**What is being asked:** Find each line holding the word "Slide" and give the number of such lines, nothing else.

**Provided records:**

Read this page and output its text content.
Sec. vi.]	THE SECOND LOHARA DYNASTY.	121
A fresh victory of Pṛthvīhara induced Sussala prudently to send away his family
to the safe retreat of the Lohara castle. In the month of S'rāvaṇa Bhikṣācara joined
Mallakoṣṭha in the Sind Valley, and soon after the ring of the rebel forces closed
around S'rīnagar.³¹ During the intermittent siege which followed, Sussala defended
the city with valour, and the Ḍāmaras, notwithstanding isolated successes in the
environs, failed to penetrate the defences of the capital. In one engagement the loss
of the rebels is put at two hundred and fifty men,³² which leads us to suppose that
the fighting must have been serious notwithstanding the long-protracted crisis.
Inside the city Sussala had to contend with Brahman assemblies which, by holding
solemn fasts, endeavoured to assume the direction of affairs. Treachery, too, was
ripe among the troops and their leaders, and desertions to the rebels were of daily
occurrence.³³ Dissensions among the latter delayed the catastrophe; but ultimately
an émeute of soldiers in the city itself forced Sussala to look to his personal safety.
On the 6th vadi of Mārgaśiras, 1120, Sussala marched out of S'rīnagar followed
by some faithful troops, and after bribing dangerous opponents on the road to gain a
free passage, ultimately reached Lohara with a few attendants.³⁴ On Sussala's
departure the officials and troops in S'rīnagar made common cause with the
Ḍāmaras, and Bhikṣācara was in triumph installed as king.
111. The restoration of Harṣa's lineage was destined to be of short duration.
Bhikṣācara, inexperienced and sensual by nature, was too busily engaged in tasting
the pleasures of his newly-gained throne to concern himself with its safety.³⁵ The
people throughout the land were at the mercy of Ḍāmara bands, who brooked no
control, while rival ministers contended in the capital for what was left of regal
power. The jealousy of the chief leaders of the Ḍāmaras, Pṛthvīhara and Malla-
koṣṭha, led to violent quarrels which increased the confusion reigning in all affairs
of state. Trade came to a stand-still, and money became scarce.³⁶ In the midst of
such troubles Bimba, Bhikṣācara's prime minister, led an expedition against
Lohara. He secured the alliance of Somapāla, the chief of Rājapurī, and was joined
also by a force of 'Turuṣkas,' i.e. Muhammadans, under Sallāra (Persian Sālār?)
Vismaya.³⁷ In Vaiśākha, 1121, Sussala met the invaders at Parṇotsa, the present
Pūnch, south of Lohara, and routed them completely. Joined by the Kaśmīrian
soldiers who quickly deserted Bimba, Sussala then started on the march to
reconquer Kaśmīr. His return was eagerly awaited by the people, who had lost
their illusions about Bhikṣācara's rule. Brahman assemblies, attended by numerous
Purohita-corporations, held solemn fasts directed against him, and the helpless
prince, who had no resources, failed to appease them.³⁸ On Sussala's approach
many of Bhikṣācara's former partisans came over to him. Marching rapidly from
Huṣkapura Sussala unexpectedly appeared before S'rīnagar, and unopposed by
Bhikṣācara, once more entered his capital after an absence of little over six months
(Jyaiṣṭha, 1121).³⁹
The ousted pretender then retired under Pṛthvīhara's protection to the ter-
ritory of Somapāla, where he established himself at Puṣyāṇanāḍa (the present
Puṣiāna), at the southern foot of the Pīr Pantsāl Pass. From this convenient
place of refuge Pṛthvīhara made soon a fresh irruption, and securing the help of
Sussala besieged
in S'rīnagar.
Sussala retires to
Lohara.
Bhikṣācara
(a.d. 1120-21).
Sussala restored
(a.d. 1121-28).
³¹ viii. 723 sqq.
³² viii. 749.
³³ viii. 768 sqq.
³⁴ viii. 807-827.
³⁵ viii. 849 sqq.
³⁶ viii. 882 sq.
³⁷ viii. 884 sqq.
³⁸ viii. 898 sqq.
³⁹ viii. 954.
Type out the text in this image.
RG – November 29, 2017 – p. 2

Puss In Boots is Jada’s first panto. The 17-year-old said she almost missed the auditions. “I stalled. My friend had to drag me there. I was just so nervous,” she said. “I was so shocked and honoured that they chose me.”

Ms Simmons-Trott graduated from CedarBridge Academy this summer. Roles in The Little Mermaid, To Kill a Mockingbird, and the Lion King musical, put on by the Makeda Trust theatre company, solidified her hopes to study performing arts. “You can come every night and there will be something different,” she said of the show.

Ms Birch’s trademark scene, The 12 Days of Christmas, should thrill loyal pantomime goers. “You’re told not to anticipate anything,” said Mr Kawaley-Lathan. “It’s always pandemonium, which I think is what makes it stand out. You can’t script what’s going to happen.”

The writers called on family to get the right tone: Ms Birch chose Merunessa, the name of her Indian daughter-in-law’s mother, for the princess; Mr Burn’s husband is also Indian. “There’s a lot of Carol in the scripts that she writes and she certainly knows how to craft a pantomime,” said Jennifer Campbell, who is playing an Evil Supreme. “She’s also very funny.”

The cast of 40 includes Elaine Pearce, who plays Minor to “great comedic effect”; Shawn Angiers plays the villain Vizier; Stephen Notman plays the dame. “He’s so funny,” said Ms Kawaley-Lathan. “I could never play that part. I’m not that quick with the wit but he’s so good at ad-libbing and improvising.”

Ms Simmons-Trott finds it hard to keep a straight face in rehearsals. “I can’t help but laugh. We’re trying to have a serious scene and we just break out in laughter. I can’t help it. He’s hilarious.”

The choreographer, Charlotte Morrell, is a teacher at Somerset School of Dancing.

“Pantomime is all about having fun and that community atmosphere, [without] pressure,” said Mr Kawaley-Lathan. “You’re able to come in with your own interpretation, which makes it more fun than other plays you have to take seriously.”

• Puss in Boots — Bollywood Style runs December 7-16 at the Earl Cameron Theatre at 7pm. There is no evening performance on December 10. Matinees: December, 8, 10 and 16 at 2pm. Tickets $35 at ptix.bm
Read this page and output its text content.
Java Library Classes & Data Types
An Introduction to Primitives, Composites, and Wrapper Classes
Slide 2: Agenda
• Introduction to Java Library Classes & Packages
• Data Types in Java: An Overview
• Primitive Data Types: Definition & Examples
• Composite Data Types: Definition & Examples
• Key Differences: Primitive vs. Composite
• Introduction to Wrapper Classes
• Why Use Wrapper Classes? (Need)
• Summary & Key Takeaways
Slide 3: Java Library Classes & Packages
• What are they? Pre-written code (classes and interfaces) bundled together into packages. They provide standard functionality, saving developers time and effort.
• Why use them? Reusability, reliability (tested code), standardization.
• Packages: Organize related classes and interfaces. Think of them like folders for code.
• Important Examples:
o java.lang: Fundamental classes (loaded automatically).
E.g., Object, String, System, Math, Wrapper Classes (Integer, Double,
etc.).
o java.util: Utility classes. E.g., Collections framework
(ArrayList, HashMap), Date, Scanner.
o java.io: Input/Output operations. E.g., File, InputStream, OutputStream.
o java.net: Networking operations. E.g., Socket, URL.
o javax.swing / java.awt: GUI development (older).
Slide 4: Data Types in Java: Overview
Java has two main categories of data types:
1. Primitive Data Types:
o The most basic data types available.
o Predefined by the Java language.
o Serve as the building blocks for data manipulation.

**Full solution:** 3